What you should do: Output all lines exactly.

>> Start Data for processing

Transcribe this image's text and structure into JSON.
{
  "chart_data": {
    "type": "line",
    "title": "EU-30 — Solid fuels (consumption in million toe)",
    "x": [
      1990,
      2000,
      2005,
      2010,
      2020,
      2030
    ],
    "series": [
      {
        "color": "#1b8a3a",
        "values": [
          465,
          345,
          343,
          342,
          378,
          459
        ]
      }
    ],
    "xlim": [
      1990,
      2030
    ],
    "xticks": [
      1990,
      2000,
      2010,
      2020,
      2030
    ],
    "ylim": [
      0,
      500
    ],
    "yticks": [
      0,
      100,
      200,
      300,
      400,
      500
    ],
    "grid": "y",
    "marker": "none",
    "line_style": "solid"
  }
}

>> End Data for processing

Answer to this task:
Transcribe this image's text and structure into JSON.
{
  "chart_data": {
    "type": "line",
    "title": "EU-30 — Solid fuels (consumption in million toe)",
    "x": [
      1990,
      2000,
      2005,
      2010,
      2020,
      2030
    ],
    "series": [
      {
        "color": "#1b8a3a",
        "values": [
          465,
          345,
          343,
          342,
          378,
          459
        ]
      }
    ],
    "xlim": [
      1990,
      2030
    ],
    "xticks": [
      1990,
      2000,
      2010,
      2020,
      2030
    ],
    "ylim": [
      0,
      500
    ],
    "yticks": [
      0,
      100,
      200,
      300,
      400,
      500
    ],
    "grid": "y",
    "marker": "none",
    "line_style": "solid"
  }
}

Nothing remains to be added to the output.